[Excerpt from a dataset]
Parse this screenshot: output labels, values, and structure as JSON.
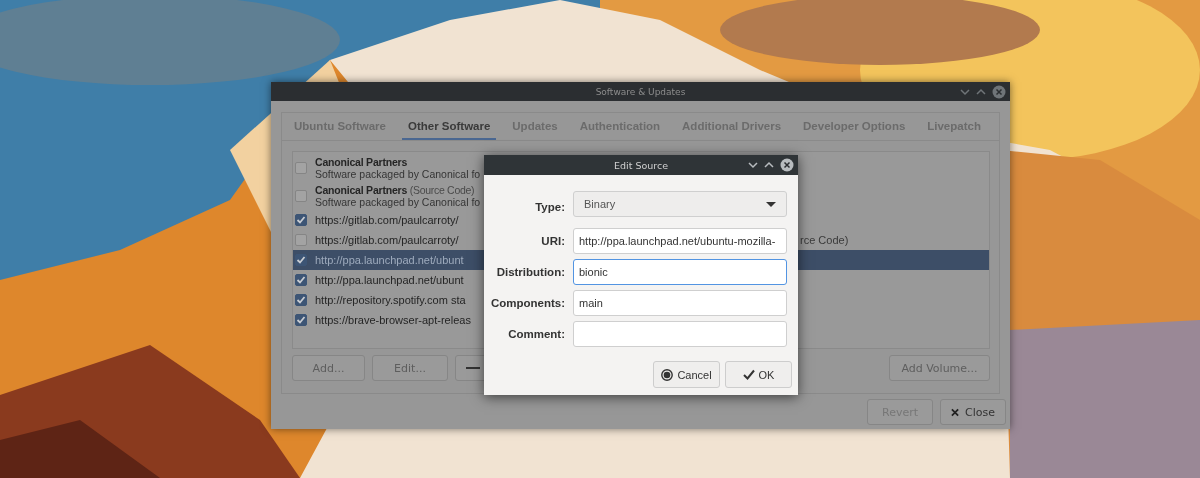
{
  "main_window": {
    "title": "Software & Updates",
    "tabs": [
      {
        "label": "Ubuntu Software",
        "selected": false
      },
      {
        "label": "Other Software",
        "selected": true
      },
      {
        "label": "Updates",
        "selected": false
      },
      {
        "label": "Authentication",
        "selected": false
      },
      {
        "label": "Additional Drivers",
        "selected": false
      },
      {
        "label": "Developer Options",
        "selected": false
      },
      {
        "label": "Livepatch",
        "selected": false
      }
    ],
    "sources": [
      {
        "kind": "partner",
        "title": "Canonical Partners",
        "subtitle": "Software packaged by Canonical fo",
        "checked": false,
        "selected": false
      },
      {
        "kind": "partner",
        "title": "Canonical Partners",
        "note": "(Source Code)",
        "subtitle": "Software packaged by Canonical fo",
        "checked": false,
        "selected": false
      },
      {
        "kind": "url",
        "title": "https://gitlab.com/paulcarroty/",
        "checked": true,
        "selected": false
      },
      {
        "kind": "url",
        "title": "https://gitlab.com/paulcarroty/",
        "tail": "rce Code)",
        "checked": false,
        "selected": false
      },
      {
        "kind": "url",
        "title": "http://ppa.launchpad.net/ubunt",
        "checked": true,
        "selected": true
      },
      {
        "kind": "url",
        "title": "http://ppa.launchpad.net/ubunt",
        "checked": true,
        "selected": false
      },
      {
        "kind": "url",
        "title": "http://repository.spotify.com sta",
        "checked": true,
        "selected": false
      },
      {
        "kind": "url",
        "title": "https://brave-browser-apt-releas",
        "checked": true,
        "selected": false
      }
    ],
    "list_buttons": [
      {
        "label": "Add..."
      },
      {
        "label": "Edit..."
      },
      {
        "kind": "minus"
      }
    ],
    "volume_button": {
      "label": "Add Volume..."
    },
    "footer_buttons": [
      {
        "label": "Revert",
        "disabled": true
      },
      {
        "label": "Close",
        "disabled": false,
        "kind": "close"
      }
    ]
  },
  "dialog": {
    "title": "Edit Source",
    "fields": [
      {
        "label": "Type:",
        "kind": "combo",
        "value": "Binary"
      },
      {
        "label": "URI:",
        "kind": "text",
        "value": "http://ppa.launchpad.net/ubuntu-mozilla-",
        "focused": false
      },
      {
        "label": "Distribution:",
        "kind": "text",
        "value": "bionic",
        "focused": true
      },
      {
        "label": "Components:",
        "kind": "text",
        "value": "main",
        "focused": false
      },
      {
        "label": "Comment:",
        "kind": "text",
        "focused": false
      }
    ],
    "buttons": [
      {
        "label": "Cancel",
        "kind": "cancel"
      },
      {
        "label": "OK",
        "kind": "confirm"
      }
    ]
  }
}
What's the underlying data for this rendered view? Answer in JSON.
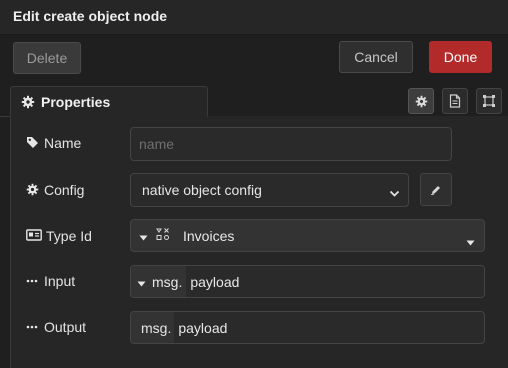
{
  "dialog": {
    "title": "Edit create object node",
    "delete_label": "Delete",
    "cancel_label": "Cancel",
    "done_label": "Done",
    "done_color": "#b22a2a"
  },
  "tabs": {
    "properties_label": "Properties",
    "properties_icon": "gear-icon",
    "icon_tabs": [
      "gear-icon",
      "document-icon",
      "frame-icon"
    ]
  },
  "form": {
    "name": {
      "label": "Name",
      "icon": "tag-icon",
      "value": "",
      "placeholder": "name"
    },
    "config": {
      "label": "Config",
      "icon": "gear-icon",
      "value": "native object config",
      "edit_icon": "pencil-icon"
    },
    "type_id": {
      "label": "Type Id",
      "icon": "id-card-icon",
      "value": "Invoices",
      "type_icon": "object-type-icon"
    },
    "input": {
      "label": "Input",
      "icon": "ellipsis-icon",
      "prefix": "msg.",
      "value": "payload"
    },
    "output": {
      "label": "Output",
      "icon": "ellipsis-icon",
      "prefix": "msg.",
      "value": "payload"
    }
  }
}
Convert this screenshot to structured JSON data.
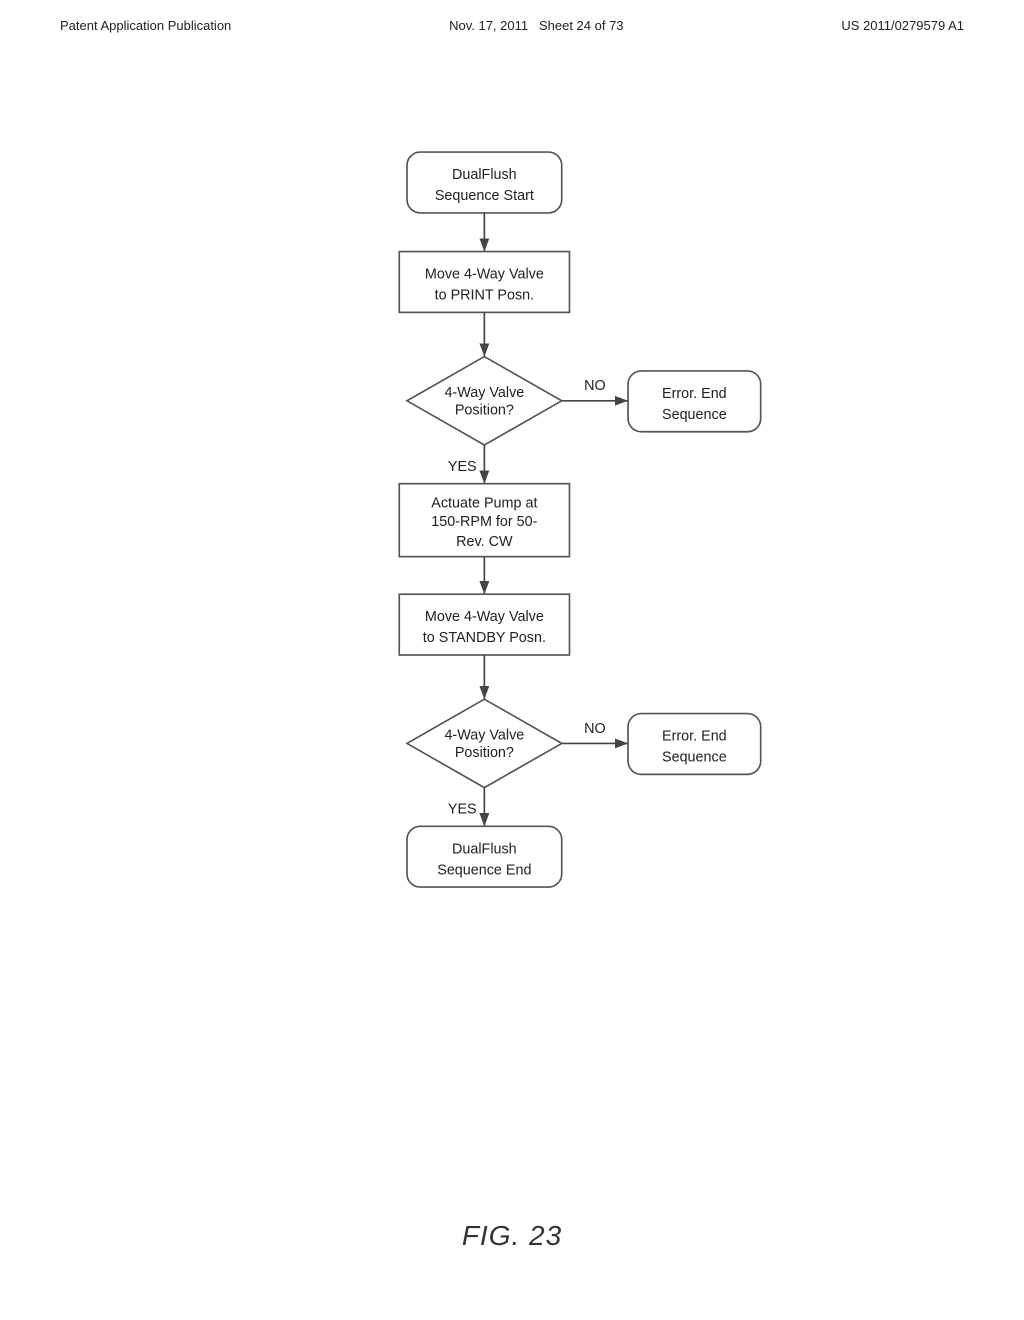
{
  "header": {
    "left": "Patent Application Publication",
    "center_date": "Nov. 17, 2011",
    "center_sheet": "Sheet 24 of 73",
    "right": "US 2011/0279579 A1"
  },
  "diagram": {
    "title": "FIG. 23",
    "nodes": [
      {
        "id": "start",
        "type": "rounded-rect",
        "label": [
          "DualFlush",
          "Sequence Start"
        ]
      },
      {
        "id": "step1",
        "type": "rect",
        "label": [
          "Move 4-Way Valve",
          "to PRINT Posn."
        ]
      },
      {
        "id": "dec1",
        "type": "diamond",
        "label": [
          "4-Way Valve",
          "Position?"
        ]
      },
      {
        "id": "err1",
        "type": "rounded-rect",
        "label": [
          "Error. End",
          "Sequence"
        ]
      },
      {
        "id": "step2",
        "type": "rect",
        "label": [
          "Actuate Pump at",
          "150-RPM for 50-",
          "Rev. CW"
        ]
      },
      {
        "id": "step3",
        "type": "rect",
        "label": [
          "Move 4-Way Valve",
          "to STANDBY Posn."
        ]
      },
      {
        "id": "dec2",
        "type": "diamond",
        "label": [
          "4-Way Valve",
          "Position?"
        ]
      },
      {
        "id": "err2",
        "type": "rounded-rect",
        "label": [
          "Error. End",
          "Sequence"
        ]
      },
      {
        "id": "end",
        "type": "rounded-rect",
        "label": [
          "DualFlush",
          "Sequence End"
        ]
      }
    ],
    "labels": {
      "no1": "NO",
      "yes1": "YES",
      "no2": "NO",
      "yes2": "YES"
    }
  }
}
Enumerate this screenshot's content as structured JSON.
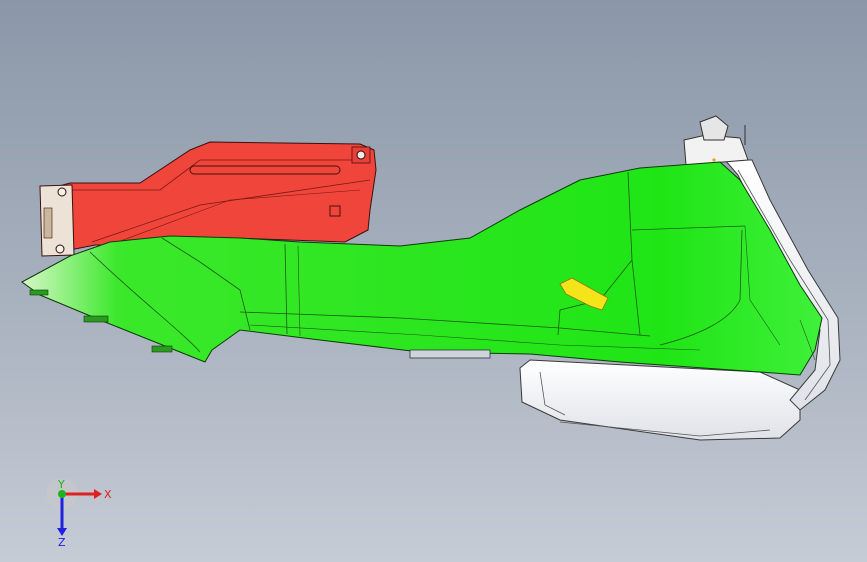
{
  "viewport": {
    "background_top": "#8b97a8",
    "background_bottom": "#c6ccd6"
  },
  "parts": [
    {
      "name": "red-bracket-part",
      "color": "#f0453a"
    },
    {
      "name": "green-panel-part",
      "color": "#22e81c"
    },
    {
      "name": "white-trim-part",
      "color": "#f4f5f7"
    },
    {
      "name": "yellow-clip-part",
      "color": "#f6e41a"
    }
  ],
  "triad": {
    "x_label": "X",
    "y_label": "Y",
    "z_label": "Z",
    "x_color": "#e02020",
    "y_color": "#20b020",
    "z_color": "#2020e0"
  }
}
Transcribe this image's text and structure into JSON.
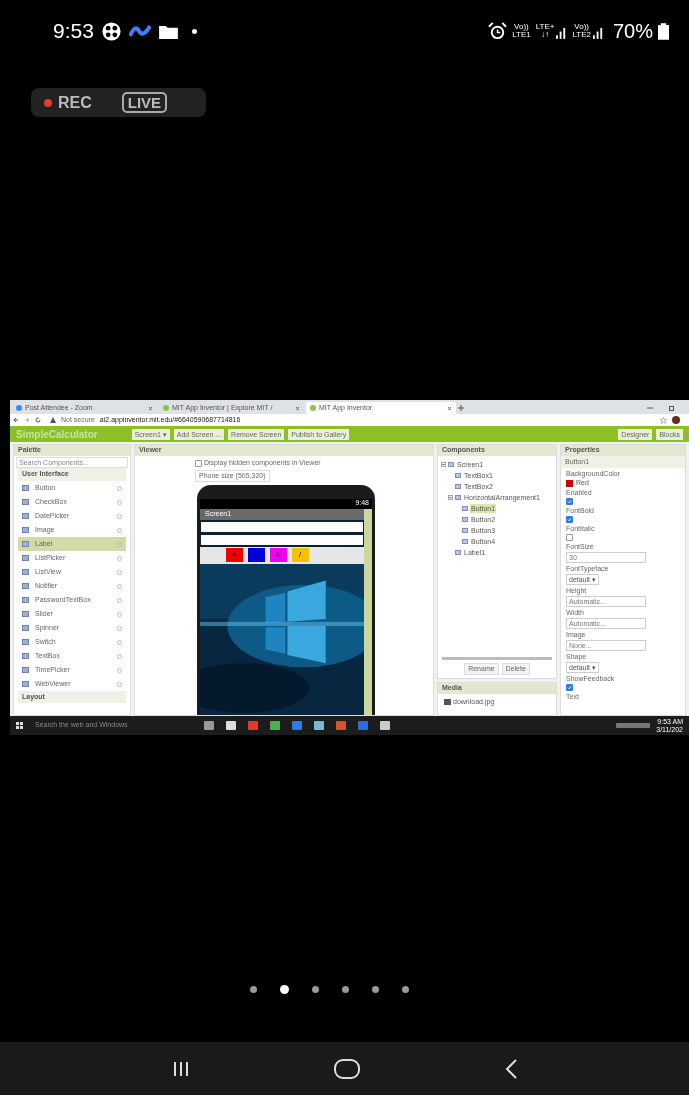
{
  "status_bar": {
    "time": "9:53",
    "signals": [
      {
        "top": "Vo))",
        "bottom": "LTE1"
      },
      {
        "top": "LTE+",
        "bottom": "↓↑"
      },
      {
        "top": "Vo))",
        "bottom": "LTE2"
      }
    ],
    "battery": "70%"
  },
  "recording": {
    "rec": "REC",
    "live": "LIVE"
  },
  "shared_screen": {
    "browser_tabs": [
      {
        "title": "Post Attendee - Zoom",
        "selected": false
      },
      {
        "title": "MIT App Inventor | Explore MIT /",
        "selected": false
      },
      {
        "title": "MIT App Inventor",
        "selected": true
      }
    ],
    "address": {
      "security": "Not secure",
      "url": "ai2.appinventor.mit.edu/#6640590687714816"
    },
    "app_bar": {
      "project": "SimpleCalculator",
      "buttons": [
        "Screen1 ▾",
        "Add Screen ...",
        "Remove Screen",
        "Publish to Gallery"
      ],
      "view_buttons": [
        "Designer",
        "Blocks"
      ]
    },
    "palette": {
      "title": "Palette",
      "search_placeholder": "Search Components...",
      "section": "User Interface",
      "items": [
        {
          "label": "Button",
          "selected": false
        },
        {
          "label": "CheckBox",
          "selected": false
        },
        {
          "label": "DatePicker",
          "selected": false
        },
        {
          "label": "Image",
          "selected": false
        },
        {
          "label": "Label",
          "selected": true
        },
        {
          "label": "ListPicker",
          "selected": false
        },
        {
          "label": "ListView",
          "selected": false
        },
        {
          "label": "Notifier",
          "selected": false
        },
        {
          "label": "PasswordTextBox",
          "selected": false
        },
        {
          "label": "Slider",
          "selected": false
        },
        {
          "label": "Spinner",
          "selected": false
        },
        {
          "label": "Switch",
          "selected": false
        },
        {
          "label": "TextBox",
          "selected": false
        },
        {
          "label": "TimePicker",
          "selected": false
        },
        {
          "label": "WebViewer",
          "selected": false
        }
      ],
      "next_section": "Layout"
    },
    "viewer": {
      "title": "Viewer",
      "hidden_checkbox": {
        "label": "Display hidden components in Viewer",
        "checked": false
      },
      "size_dropdown": "Phone size (505,320)",
      "phone": {
        "time": "9:48",
        "screen_title": "Screen1",
        "buttons": [
          {
            "label": "+",
            "color": "#ee0000"
          },
          {
            "label": "-",
            "color": "#0000dd"
          },
          {
            "label": "x",
            "color": "#ee00ee"
          },
          {
            "label": "/",
            "color": "#f5c000"
          }
        ]
      }
    },
    "components": {
      "title": "Components",
      "tree": [
        {
          "label": "Screen1",
          "expanded": true,
          "selected": false,
          "children": [
            {
              "label": "TextBox1",
              "selected": false
            },
            {
              "label": "TextBox2",
              "selected": false
            },
            {
              "label": "HorizontalArrangement1",
              "expanded": true,
              "selected": false,
              "children": [
                {
                  "label": "Button1",
                  "selected": true
                },
                {
                  "label": "Button2",
                  "selected": false
                },
                {
                  "label": "Button3",
                  "selected": false
                },
                {
                  "label": "Button4",
                  "selected": false
                }
              ]
            },
            {
              "label": "Label1",
              "selected": false
            }
          ]
        }
      ],
      "buttons": [
        "Rename",
        "Delete"
      ],
      "media_title": "Media",
      "media_files": [
        "download.jpg"
      ]
    },
    "properties": {
      "title": "Properties",
      "component": "Button1",
      "items": [
        {
          "kind": "color",
          "label": "BackgroundColor",
          "value": "Red",
          "color": "#cc0000"
        },
        {
          "kind": "checkbox",
          "label": "Enabled",
          "checked": true
        },
        {
          "kind": "checkbox",
          "label": "FontBold",
          "checked": true
        },
        {
          "kind": "checkbox",
          "label": "FontItalic",
          "checked": false
        },
        {
          "kind": "field",
          "label": "FontSize",
          "value": "30"
        },
        {
          "kind": "dropdown",
          "label": "FontTypeface",
          "value": "default ▾"
        },
        {
          "kind": "field",
          "label": "Height",
          "value": "Automatic..."
        },
        {
          "kind": "field",
          "label": "Width",
          "value": "Automatic..."
        },
        {
          "kind": "field",
          "label": "Image",
          "value": "None..."
        },
        {
          "kind": "dropdown",
          "label": "Shape",
          "value": "default ▾"
        },
        {
          "kind": "checkbox",
          "label": "ShowFeedback",
          "checked": true
        },
        {
          "kind": "heading",
          "label": "Text"
        }
      ]
    },
    "taskbar": {
      "search_placeholder": "Search the web and Windows",
      "clock": "9:53 AM",
      "date": "3/11/202"
    }
  },
  "pager": [
    {
      "selected": false
    },
    {
      "selected": true
    },
    {
      "selected": false
    },
    {
      "selected": false
    },
    {
      "selected": false
    },
    {
      "selected": false
    }
  ]
}
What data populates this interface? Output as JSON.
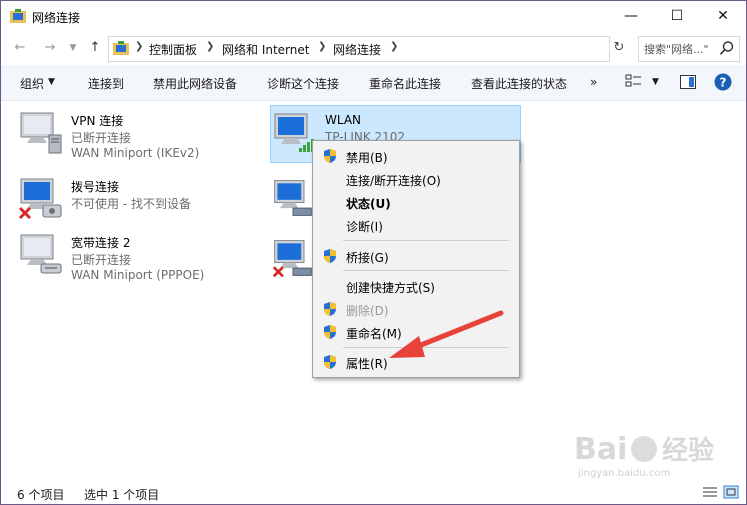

### What is required
Report all lines of the data above that include the string "Software".

### Finished answer
    "title": "Software & Updates",
        "label": "Ubuntu Software",
        "label": "Other Software",
        "subtitle": "Software packaged by Canonical fo",
        "subtitle": "Software packaged by Canonical fo",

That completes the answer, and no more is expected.